▶ Exercise details: Find the number of lines in these records where the word "travellers" appears. Reply with that number and nothing more.

▶ Dataset records:
===
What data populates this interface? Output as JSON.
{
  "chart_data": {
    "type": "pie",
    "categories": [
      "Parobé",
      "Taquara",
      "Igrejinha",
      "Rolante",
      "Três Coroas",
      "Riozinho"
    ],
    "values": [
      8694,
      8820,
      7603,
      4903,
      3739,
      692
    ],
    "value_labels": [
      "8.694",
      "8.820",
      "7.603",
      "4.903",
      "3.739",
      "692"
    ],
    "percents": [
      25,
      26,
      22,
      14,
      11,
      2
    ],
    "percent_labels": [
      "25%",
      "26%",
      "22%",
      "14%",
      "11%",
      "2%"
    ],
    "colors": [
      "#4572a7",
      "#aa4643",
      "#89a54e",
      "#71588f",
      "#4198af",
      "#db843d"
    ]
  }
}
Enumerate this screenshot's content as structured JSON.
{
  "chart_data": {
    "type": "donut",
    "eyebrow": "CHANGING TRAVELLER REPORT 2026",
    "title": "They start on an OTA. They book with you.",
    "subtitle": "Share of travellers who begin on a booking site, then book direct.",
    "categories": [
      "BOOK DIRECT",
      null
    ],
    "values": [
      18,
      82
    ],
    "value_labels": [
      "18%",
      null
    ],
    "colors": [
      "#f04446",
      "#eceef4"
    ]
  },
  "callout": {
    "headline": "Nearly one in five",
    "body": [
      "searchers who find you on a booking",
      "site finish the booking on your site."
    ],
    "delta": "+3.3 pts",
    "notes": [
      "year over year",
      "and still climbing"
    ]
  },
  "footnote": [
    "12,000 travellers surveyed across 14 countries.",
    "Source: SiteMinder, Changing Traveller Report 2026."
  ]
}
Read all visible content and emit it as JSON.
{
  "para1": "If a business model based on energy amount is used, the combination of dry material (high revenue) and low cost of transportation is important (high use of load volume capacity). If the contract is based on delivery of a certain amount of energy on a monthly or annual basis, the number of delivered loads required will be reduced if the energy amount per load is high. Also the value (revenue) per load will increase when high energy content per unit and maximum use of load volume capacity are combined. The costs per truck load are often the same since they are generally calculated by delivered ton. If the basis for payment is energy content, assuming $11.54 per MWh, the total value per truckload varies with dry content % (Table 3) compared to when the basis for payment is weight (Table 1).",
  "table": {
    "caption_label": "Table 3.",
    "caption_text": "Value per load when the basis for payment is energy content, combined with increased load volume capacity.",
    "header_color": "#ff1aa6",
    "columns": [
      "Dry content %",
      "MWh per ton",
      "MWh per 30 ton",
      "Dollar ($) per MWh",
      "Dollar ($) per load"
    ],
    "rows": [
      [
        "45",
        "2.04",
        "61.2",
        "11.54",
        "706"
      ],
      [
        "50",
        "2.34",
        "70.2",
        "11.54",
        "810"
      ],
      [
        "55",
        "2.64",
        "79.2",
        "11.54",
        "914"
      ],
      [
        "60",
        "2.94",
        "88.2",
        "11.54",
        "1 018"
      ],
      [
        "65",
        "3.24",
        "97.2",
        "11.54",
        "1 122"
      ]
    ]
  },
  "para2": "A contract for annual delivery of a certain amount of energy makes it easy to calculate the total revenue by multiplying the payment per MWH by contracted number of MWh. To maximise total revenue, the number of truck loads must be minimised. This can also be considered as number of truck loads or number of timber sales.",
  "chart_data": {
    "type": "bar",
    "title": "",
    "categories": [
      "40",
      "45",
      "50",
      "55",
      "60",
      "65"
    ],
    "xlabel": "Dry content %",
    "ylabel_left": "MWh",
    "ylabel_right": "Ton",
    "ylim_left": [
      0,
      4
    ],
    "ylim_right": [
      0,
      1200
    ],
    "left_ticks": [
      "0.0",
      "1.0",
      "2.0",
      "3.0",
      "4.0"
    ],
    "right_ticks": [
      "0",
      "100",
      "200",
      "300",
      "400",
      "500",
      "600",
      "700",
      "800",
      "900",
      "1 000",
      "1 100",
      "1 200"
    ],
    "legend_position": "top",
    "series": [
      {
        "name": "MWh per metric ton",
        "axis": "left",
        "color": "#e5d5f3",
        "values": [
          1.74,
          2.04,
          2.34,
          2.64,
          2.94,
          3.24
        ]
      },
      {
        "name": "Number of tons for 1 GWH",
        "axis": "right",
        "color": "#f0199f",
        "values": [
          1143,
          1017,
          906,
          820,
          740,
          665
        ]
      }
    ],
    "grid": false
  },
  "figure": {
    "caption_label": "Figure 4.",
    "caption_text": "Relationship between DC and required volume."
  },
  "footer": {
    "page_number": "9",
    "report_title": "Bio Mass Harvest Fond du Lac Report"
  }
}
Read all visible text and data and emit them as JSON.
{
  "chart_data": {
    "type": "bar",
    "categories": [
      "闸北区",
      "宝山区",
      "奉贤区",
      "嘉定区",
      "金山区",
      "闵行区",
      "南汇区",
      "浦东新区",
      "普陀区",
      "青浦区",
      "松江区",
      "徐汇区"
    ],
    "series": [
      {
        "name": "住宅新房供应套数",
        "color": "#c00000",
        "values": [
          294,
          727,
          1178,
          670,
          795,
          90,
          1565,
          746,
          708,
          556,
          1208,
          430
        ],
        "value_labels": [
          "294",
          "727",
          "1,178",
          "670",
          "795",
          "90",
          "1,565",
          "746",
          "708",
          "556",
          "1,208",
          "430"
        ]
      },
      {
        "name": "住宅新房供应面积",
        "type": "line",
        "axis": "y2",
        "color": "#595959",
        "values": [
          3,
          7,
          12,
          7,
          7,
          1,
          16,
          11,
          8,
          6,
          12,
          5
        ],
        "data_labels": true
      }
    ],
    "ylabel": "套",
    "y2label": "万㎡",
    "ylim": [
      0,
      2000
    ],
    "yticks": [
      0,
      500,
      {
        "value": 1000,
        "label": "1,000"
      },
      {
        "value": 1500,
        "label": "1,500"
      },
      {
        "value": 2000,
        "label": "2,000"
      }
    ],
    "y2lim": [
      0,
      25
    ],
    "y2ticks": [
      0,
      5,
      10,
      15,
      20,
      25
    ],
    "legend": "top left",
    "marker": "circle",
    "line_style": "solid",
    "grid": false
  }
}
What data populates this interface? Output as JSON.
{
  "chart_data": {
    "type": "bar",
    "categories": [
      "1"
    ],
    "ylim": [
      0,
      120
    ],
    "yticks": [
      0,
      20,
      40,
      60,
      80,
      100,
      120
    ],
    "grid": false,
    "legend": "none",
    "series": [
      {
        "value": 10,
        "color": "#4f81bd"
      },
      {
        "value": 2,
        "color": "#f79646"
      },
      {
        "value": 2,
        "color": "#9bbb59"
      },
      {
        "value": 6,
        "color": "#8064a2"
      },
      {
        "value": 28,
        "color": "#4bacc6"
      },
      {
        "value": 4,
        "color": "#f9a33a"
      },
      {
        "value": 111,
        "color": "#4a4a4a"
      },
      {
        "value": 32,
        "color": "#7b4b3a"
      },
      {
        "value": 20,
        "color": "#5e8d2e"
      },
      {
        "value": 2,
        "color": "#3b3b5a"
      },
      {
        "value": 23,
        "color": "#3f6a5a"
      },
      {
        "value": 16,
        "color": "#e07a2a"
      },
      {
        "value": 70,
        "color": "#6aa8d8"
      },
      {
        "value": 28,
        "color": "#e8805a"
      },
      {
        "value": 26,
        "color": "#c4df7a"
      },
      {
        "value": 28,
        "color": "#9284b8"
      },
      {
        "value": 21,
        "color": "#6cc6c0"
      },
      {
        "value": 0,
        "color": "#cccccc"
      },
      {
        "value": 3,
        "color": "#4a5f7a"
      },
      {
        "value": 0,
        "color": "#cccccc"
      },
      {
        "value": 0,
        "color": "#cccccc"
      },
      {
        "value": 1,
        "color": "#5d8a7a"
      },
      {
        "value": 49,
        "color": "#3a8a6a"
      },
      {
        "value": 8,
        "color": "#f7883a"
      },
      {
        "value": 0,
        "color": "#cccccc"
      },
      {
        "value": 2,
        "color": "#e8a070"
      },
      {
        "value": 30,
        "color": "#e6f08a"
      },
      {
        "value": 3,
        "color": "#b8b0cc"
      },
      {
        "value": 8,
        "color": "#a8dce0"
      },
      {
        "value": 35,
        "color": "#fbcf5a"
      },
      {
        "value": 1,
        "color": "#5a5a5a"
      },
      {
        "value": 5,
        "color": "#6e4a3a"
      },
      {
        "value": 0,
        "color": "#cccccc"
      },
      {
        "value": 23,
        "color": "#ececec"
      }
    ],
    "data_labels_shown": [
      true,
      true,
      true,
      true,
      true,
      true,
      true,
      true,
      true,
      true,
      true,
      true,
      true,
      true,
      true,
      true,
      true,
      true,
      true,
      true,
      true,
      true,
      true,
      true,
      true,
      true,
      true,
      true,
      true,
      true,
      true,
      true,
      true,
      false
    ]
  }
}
===
▶ Exercise answer: 2